Connecting With Birth Families
by Jan Feuer, New Hampshire Foster Share

I had a visit the other day from a former foster child. This adorable little girl (I have still not fully accepted that she is now a beautiful young woman) named Faith (not her real name) came to live with us when she was twenty months old and stayed with us for over five years until her subsequent adoption. It was very clear from the beginning of the placement that Faith would never return home. So here is a child whose biological parents’ rights have been terminated, and who has been adopted into a loving and supportive home. What is the importance of connecting with primary parents in such a case?

Now that Faith is a young adult (okay, I admit it), she has become curious about her past and her biological parents. She is hungry for information. Not where they live or how she can reach them. She is anxious to know who they were, what parts of them are in her. What was the home she was born into like? Was her mother’s hair curly like hers? That blanket that she always use to hang on to; did they give it to her? Did her father ever carry her on his shoulders; because she thinks she remembers that? It seems to me that over the course of a foster child’s childhood we as the foster parents are often the greatest connection to who they are and where they have been.  Much of their memory during this stressful period can be blocked, or perhaps they were just too young to remember. Since that visit with Faith I have given some thought to my work with primary parents.  We try our best to take lots of pictures, to save report cards and merit badges; but these are just things. I feel lucky and thankful for each opportunity I took to interact with Faith’s parents. I made an effort to get to know them, to understand their situation and their relationship to their children. It gives me so much pleasure to be able to reach into my memories and share them with Faith. We take so much for granted, let so many opportunities slide. The truth is that every connection is vital. Every phone call, every visit, every idle conversation; each interaction that we have with primary families helps us to understand who they are and where they are coming from. This can only aide us in our work to help them grow and learn to parent effectively. And as is the case with Faith, each of those connections is a gift that we may someday be lucky enough to share with our foster children. By the way, Faith’s mother’s hair was not curly at all – but it was the same shining brown color as Faith’s. And I can still see her father’s smile as Faith sat up on his shoulders tugging at his thick curly hair.

Reprinted with permission from Foster Share, February 1999, published by the New Hampshire Department of Health and Human Services, division for Children Youth and Families, Foster Care Unit. Contact the editor at 603-868-7804 or e-mail amypetersn@aol.com, or visit them on the web at http://top.monad.net/~jfeuer/fostshar.html.

........

Copy the article on birth families from "Reprinted with permission" to "web at http://top.monad.net/~jfeuer/fostshar.html.", swapping "editor" for "publisher".

(Items from a dataset)
........

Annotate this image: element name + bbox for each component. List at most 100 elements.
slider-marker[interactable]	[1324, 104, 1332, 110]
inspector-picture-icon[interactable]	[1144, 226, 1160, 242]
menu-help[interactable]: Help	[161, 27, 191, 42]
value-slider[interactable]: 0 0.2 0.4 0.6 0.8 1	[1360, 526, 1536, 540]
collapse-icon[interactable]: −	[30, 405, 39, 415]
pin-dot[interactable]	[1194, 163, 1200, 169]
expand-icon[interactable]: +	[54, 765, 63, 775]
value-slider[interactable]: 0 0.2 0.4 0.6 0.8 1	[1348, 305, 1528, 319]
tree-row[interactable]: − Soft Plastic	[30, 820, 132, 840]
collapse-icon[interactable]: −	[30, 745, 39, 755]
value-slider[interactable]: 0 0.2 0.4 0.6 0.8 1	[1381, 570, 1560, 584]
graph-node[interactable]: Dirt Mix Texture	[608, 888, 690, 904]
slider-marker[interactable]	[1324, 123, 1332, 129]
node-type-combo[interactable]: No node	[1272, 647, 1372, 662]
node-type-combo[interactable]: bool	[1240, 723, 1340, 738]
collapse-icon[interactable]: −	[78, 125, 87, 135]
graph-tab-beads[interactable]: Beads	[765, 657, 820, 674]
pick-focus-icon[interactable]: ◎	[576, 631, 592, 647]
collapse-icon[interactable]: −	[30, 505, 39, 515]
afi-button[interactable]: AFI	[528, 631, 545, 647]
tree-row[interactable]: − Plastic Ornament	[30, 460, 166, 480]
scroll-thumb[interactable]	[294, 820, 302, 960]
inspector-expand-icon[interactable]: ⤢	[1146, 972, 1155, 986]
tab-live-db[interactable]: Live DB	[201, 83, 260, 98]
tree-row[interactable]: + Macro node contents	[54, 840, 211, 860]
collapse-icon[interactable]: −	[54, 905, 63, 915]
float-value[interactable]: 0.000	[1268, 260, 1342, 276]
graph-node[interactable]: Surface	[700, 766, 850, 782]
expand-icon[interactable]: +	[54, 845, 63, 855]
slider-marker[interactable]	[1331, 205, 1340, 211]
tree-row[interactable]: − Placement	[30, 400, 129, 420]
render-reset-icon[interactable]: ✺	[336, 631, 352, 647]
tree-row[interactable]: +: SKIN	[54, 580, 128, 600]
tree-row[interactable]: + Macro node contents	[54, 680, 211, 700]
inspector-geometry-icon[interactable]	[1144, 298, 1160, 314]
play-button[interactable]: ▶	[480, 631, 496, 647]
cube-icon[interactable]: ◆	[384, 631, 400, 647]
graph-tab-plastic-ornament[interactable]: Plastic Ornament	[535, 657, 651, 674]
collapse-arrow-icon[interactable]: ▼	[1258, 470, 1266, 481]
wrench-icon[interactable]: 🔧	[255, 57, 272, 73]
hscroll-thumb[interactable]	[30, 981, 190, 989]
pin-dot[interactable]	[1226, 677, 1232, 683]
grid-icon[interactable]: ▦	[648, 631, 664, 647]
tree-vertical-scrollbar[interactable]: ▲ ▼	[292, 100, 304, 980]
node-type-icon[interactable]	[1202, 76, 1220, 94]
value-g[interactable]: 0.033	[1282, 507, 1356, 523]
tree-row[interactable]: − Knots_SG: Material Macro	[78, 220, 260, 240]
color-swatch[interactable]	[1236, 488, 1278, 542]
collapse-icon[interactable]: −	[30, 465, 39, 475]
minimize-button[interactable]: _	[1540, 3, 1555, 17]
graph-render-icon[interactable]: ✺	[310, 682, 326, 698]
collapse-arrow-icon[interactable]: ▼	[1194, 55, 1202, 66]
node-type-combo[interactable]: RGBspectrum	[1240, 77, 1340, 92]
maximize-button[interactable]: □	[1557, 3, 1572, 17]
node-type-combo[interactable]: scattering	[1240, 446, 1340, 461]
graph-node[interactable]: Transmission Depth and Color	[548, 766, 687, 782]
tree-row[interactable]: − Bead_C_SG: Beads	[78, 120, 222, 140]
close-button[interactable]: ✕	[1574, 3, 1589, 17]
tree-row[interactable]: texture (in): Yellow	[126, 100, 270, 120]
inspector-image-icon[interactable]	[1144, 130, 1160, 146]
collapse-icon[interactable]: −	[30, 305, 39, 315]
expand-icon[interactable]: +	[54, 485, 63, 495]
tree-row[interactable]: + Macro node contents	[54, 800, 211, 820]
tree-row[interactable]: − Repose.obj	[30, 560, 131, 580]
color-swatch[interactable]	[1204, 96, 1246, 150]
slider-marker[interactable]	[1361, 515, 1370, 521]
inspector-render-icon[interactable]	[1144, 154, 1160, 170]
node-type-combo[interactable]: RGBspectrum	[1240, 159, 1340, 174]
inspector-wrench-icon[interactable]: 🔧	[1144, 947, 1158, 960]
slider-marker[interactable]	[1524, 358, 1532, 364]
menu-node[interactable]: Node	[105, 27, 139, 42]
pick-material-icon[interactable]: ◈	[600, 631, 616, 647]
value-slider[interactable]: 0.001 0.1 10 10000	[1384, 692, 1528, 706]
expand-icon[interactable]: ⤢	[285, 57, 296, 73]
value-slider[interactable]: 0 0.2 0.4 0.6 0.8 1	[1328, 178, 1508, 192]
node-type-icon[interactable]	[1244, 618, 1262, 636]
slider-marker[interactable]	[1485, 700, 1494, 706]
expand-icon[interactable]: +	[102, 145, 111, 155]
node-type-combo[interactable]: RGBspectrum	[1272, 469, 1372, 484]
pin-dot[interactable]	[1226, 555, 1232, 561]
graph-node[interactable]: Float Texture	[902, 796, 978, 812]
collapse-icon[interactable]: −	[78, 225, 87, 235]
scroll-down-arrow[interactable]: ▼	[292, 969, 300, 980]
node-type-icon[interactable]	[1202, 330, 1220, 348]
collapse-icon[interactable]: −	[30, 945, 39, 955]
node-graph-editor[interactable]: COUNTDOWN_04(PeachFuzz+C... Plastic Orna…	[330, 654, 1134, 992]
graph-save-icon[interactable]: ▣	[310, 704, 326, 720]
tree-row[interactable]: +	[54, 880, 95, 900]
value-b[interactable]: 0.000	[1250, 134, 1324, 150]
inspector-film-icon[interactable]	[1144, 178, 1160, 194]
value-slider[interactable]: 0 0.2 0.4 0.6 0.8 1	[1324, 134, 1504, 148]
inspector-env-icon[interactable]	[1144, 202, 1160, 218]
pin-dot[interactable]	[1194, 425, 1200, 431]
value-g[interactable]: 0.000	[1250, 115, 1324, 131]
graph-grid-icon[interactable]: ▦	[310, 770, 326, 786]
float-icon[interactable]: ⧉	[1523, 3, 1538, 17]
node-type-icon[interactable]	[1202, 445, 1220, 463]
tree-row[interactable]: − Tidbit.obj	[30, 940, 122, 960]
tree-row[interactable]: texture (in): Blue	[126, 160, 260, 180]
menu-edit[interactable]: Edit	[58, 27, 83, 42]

........

▶ _Response to the task_:
Reprinted with permission from Foster Share, February 1999, published by the New Hampshire Department of Health and Human Services, division for Children Youth and Families, Foster Care Unit. Contact the publisher at 603-868-7804 or e-mail amypetersn@aol.com, or visit them on the web at http://top.monad.net/~jfeuer/fostshar.html.